** Start of Input for this task **

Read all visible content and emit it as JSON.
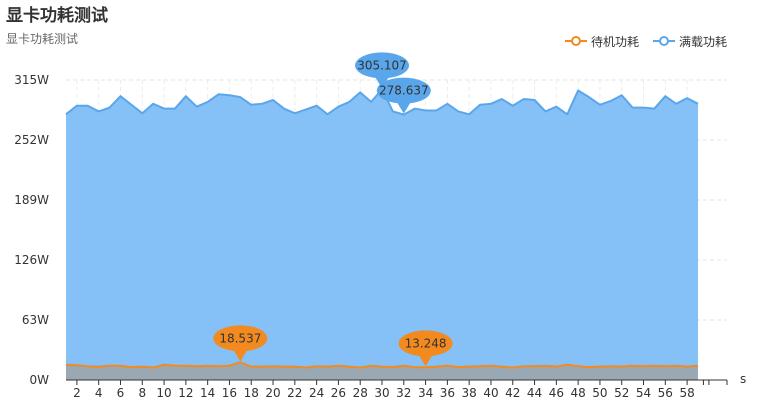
{
  "chart_data": {
    "type": "line",
    "title": "显卡功耗测试",
    "subtitle": "显卡功耗测试",
    "x_unit": "s",
    "ylim": [
      0,
      315
    ],
    "y_ticks": [
      "0W",
      "63W",
      "126W",
      "189W",
      "252W",
      "315W"
    ],
    "x": [
      1,
      2,
      3,
      4,
      5,
      6,
      7,
      8,
      9,
      10,
      11,
      12,
      13,
      14,
      15,
      16,
      17,
      18,
      19,
      20,
      21,
      22,
      23,
      24,
      25,
      26,
      27,
      28,
      29,
      30,
      31,
      32,
      33,
      34,
      35,
      36,
      37,
      38,
      39,
      40,
      41,
      42,
      43,
      44,
      45,
      46,
      47,
      48,
      49,
      50,
      51,
      52,
      53,
      54,
      55,
      56,
      57,
      58,
      59
    ],
    "x_tick_labels": [
      "2",
      "4",
      "6",
      "8",
      "10",
      "12",
      "14",
      "16",
      "18",
      "20",
      "22",
      "24",
      "26",
      "28",
      "30",
      "32",
      "34",
      "36",
      "38",
      "40",
      "42",
      "44",
      "46",
      "48",
      "50",
      "52",
      "54",
      "56",
      "58"
    ],
    "series": [
      {
        "name": "待机功耗",
        "color": "#f28a1f",
        "area_color": "#9aa8b4",
        "values": [
          16,
          15.5,
          14.5,
          14,
          15,
          15,
          13.5,
          14,
          13,
          16,
          15,
          15,
          14.5,
          15,
          14.5,
          15,
          18.537,
          14,
          14,
          14.5,
          14,
          14,
          13,
          14.5,
          14,
          15,
          14,
          13,
          15,
          14,
          13.5,
          15,
          13.5,
          13.248,
          14,
          15,
          13.5,
          14,
          14.5,
          15,
          14,
          13,
          14.5,
          14.5,
          15,
          14,
          16,
          14.5,
          13.5,
          14,
          14.5,
          14,
          15,
          14.5,
          15,
          14.5,
          15,
          14,
          15
        ],
        "markers": [
          {
            "x": 17,
            "value": "18.537"
          },
          {
            "x": 34,
            "value": "13.248"
          }
        ]
      },
      {
        "name": "满载功耗",
        "color": "#5aa6ea",
        "area_color": "#85c1f7",
        "values": [
          279,
          288,
          288,
          282,
          286,
          298,
          289,
          280,
          290,
          285,
          285,
          298,
          287,
          292,
          300,
          299,
          297,
          289,
          290,
          294,
          285,
          280,
          284,
          288,
          279,
          287,
          292,
          302,
          292,
          305.107,
          282,
          278.637,
          285,
          283,
          283,
          290,
          282,
          279,
          289,
          290,
          295,
          288,
          295,
          294,
          282,
          287,
          279,
          304,
          297,
          289,
          293,
          299,
          286,
          286,
          285,
          298,
          290,
          296,
          290
        ],
        "markers": [
          {
            "x": 30,
            "value": "305.107"
          },
          {
            "x": 32,
            "value": "278.637"
          }
        ]
      }
    ],
    "grid": true,
    "legend_position": "top-right"
  }
}
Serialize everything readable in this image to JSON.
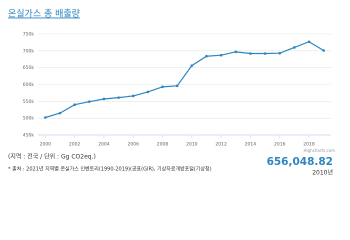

** End of Input for this task **

Written problem: Extract from the data every line where "JSON" shows up.

Solution to the exercise:
Read all visible content and emit it as JSON.
Serialize everything readable in this image to JSON.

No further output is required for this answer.